*TO BE DONE:* Where does the string "расходов" appear in the records? Copy every line that contains it.

*SUPPLIED MATERIAL:*
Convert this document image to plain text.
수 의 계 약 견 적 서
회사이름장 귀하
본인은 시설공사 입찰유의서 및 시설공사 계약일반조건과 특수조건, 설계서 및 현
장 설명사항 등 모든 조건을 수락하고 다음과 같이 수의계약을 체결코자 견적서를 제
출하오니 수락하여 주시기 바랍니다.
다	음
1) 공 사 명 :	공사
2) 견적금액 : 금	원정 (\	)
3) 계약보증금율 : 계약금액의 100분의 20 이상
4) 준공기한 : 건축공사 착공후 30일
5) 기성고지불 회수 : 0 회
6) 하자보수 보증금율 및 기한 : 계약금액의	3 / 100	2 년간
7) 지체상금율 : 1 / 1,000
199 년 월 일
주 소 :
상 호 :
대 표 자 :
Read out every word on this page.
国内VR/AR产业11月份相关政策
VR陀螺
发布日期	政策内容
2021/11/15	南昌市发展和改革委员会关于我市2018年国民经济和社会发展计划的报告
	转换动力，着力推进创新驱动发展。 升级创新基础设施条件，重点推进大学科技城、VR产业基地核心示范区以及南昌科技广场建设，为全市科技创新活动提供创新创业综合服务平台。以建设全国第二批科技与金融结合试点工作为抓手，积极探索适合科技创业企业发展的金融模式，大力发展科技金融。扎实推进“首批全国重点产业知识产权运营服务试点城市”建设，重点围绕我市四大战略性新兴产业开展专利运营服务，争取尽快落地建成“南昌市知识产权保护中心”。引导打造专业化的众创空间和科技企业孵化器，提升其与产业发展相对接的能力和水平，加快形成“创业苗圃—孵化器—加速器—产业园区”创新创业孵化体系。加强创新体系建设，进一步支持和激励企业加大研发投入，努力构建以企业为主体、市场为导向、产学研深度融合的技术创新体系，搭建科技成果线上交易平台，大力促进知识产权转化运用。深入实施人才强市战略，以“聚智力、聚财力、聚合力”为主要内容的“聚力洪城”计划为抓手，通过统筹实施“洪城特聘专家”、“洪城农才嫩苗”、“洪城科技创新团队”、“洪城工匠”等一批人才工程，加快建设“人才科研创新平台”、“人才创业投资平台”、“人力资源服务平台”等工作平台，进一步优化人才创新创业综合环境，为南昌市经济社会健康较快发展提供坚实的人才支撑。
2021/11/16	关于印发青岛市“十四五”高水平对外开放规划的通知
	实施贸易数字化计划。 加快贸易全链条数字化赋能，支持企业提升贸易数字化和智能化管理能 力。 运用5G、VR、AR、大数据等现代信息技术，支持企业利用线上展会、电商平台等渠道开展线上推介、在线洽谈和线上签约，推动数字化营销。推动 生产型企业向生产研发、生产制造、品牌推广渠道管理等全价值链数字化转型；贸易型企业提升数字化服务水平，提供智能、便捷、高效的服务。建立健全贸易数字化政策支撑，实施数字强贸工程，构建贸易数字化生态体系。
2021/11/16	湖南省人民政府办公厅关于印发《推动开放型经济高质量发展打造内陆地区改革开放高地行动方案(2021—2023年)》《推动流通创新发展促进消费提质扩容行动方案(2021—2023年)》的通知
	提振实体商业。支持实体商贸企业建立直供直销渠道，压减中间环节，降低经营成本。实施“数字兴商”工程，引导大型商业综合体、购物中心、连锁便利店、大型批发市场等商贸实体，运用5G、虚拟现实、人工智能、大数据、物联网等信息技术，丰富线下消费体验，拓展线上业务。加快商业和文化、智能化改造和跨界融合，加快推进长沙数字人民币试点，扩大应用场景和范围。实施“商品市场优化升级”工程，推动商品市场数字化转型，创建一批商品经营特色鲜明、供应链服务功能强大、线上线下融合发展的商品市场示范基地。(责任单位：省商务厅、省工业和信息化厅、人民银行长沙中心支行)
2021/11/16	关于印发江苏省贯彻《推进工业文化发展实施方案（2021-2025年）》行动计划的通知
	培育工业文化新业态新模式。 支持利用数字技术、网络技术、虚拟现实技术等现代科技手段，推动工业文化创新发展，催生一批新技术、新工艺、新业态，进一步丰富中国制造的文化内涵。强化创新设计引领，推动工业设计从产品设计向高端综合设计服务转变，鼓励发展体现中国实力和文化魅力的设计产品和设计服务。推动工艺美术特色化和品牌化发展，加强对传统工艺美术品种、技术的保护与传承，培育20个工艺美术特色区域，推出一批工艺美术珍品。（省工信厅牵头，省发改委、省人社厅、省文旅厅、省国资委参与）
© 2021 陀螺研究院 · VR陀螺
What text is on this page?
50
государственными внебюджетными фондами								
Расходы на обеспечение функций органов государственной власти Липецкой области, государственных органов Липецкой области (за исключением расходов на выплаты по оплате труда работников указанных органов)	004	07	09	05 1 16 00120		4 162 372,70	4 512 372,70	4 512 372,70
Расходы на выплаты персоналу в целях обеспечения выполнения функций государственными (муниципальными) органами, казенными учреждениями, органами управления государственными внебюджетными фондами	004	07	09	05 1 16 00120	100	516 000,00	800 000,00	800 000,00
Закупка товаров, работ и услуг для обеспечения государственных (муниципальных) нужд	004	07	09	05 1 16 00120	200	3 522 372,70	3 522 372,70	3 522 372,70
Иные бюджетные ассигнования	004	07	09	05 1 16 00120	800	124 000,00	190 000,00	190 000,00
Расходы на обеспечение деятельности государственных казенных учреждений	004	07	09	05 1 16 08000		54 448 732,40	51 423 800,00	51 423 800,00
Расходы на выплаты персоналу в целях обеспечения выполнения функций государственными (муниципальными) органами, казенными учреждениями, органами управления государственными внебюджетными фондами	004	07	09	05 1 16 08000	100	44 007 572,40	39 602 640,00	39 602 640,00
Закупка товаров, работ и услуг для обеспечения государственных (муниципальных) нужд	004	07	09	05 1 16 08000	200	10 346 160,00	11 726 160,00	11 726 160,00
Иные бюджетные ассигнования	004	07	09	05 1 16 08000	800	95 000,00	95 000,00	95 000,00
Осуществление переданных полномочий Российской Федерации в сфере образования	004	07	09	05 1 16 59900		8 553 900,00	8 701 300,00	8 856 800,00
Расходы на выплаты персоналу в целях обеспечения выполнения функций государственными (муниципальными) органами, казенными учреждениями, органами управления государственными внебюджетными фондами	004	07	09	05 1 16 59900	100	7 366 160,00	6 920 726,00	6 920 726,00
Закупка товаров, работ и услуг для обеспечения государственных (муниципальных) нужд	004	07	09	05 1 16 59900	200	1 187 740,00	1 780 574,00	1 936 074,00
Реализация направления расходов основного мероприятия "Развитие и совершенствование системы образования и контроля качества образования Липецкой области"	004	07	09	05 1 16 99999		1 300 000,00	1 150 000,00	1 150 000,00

*TASK OUTPUT:*
Расходы на обеспечение функций органов государственной власти Липецкой области, государственных органов Липецкой области (за исключением расходов на выплаты по оплате труда работников указанных органов)	004	07	09	05 1 16 00120		4 162 372,70	4 512 372,70	4 512 372,70
Реализация направления расходов основного мероприятия "Развитие и совершенствование системы образования и контроля качества образования Липецкой области"	004	07	09	05 1 16 99999		1 300 000,00	1 150 000,00	1 150 000,00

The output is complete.